Locate the lines where "image" occurs and copy them as they stand.

→ **EXERCISE INPUT**

=-=-=-=-=

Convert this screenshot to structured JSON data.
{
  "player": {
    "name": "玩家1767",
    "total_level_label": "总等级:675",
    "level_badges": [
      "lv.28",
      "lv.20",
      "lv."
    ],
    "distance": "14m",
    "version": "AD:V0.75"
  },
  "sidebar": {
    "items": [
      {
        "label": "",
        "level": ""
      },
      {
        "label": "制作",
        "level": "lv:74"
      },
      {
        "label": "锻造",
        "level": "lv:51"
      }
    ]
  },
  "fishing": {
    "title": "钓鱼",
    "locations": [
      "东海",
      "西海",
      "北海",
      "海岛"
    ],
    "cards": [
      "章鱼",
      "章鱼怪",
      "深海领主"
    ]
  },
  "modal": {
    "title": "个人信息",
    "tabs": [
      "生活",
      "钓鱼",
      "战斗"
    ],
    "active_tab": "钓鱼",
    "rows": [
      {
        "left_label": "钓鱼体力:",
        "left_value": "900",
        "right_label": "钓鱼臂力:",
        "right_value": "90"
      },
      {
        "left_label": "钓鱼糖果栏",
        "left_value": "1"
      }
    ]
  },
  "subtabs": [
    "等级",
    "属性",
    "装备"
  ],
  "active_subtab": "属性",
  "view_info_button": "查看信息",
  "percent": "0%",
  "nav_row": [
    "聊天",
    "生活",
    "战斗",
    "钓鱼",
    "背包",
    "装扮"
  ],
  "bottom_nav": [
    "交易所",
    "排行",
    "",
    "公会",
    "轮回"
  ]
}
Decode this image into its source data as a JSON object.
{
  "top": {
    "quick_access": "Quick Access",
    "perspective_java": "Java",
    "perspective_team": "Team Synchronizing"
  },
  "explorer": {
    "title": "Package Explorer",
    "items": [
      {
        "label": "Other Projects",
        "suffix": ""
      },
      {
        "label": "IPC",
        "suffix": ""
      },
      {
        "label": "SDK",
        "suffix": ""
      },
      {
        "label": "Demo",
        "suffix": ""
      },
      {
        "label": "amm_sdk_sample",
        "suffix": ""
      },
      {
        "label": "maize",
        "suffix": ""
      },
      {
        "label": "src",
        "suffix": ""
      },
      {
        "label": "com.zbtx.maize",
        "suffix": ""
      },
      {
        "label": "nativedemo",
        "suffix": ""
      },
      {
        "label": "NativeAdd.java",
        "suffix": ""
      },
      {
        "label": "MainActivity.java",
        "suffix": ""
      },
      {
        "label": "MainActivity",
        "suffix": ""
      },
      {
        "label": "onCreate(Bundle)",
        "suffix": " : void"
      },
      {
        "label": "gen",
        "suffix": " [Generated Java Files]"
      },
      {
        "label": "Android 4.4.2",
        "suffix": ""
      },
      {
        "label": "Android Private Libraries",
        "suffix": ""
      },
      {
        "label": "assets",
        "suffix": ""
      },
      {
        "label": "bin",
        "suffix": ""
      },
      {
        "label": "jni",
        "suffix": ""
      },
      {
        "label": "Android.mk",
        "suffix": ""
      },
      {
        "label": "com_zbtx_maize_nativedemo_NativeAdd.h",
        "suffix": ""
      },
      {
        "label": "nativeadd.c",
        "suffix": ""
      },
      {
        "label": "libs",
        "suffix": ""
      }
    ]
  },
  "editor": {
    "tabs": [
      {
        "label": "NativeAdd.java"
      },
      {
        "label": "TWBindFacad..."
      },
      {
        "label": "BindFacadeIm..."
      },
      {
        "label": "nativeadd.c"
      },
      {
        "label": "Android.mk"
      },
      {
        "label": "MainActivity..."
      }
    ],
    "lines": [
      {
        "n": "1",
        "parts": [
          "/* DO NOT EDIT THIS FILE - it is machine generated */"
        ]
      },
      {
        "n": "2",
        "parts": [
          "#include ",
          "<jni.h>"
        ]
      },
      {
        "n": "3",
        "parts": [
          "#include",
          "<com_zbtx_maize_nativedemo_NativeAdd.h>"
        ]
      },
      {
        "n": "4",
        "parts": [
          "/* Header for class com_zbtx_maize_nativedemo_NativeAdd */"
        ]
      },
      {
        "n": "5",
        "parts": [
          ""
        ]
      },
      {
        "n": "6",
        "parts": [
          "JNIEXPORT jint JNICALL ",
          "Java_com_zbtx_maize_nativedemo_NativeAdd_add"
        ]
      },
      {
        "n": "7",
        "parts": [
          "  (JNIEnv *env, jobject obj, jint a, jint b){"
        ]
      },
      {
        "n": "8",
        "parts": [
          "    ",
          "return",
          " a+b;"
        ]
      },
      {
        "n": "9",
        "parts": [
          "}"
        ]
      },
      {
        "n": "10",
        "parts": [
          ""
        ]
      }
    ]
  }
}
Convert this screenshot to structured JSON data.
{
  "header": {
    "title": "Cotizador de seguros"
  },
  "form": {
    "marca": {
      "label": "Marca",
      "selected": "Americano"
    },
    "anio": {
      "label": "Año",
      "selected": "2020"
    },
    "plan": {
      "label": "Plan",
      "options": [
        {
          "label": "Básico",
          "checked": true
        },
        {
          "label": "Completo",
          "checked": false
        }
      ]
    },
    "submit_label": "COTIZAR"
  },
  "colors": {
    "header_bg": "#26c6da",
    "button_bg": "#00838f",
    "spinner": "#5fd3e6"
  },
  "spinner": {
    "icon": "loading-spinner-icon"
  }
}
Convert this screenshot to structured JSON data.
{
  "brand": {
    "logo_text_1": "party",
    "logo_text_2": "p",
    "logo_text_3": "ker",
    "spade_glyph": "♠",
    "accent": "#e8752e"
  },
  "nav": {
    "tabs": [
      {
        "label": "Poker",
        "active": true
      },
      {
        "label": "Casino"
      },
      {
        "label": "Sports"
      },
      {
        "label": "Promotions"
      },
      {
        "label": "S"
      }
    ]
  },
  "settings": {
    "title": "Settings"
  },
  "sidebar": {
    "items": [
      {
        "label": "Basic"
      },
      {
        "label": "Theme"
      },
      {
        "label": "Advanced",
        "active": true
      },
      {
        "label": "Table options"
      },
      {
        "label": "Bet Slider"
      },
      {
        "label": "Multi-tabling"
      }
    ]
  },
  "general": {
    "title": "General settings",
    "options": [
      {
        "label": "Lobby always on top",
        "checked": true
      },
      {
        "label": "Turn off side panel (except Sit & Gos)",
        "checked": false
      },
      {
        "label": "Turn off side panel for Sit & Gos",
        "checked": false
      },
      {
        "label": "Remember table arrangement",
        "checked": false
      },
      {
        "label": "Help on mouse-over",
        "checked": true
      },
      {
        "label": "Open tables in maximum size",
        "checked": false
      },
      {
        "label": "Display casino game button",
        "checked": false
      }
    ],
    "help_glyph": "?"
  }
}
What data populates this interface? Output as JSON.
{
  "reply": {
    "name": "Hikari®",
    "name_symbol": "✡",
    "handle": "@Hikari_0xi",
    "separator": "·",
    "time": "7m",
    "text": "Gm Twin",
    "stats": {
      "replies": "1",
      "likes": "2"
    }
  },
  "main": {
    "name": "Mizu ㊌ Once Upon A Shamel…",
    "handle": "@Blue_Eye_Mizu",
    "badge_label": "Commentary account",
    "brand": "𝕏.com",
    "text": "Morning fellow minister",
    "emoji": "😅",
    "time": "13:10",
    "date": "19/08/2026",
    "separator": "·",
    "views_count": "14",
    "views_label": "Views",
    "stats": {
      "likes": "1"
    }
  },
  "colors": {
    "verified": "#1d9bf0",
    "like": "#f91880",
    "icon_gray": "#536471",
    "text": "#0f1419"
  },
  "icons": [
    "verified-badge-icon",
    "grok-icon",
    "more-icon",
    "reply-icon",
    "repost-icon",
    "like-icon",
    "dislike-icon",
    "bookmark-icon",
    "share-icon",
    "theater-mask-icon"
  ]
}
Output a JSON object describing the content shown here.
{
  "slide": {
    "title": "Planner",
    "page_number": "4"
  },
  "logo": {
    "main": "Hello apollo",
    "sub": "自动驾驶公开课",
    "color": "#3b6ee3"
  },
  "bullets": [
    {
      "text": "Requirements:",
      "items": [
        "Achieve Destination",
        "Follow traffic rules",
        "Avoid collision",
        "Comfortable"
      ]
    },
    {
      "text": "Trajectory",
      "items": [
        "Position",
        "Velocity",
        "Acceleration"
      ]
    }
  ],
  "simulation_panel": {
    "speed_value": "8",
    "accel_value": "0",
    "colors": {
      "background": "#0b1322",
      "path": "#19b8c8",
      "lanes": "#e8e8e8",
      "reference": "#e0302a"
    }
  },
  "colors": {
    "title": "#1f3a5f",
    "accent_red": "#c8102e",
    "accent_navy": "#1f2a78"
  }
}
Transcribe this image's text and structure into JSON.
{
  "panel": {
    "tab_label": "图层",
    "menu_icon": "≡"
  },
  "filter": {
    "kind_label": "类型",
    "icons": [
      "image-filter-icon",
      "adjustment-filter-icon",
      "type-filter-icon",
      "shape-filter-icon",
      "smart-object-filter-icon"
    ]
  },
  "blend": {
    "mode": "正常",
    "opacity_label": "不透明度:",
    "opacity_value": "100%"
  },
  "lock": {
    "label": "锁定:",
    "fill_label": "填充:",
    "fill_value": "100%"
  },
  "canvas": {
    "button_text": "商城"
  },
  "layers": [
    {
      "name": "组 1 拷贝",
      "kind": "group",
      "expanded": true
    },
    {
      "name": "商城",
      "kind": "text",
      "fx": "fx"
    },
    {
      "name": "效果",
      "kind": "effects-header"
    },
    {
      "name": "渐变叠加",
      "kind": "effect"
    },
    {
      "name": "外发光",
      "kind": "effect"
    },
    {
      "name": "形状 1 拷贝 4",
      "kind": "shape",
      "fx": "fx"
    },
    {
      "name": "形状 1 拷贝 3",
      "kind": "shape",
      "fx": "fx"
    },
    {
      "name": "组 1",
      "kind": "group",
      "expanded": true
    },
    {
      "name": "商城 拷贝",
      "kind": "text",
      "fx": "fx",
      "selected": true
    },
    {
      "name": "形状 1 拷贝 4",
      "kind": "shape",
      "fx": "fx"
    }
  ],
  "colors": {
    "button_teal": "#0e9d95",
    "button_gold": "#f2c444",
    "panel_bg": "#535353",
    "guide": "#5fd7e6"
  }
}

=-=-=-=-=

→ **THE ANSWER**
Decode this image into its source data as a JSON object.
Transcribe this image's text and structure into JSON.
      "image-filter-icon",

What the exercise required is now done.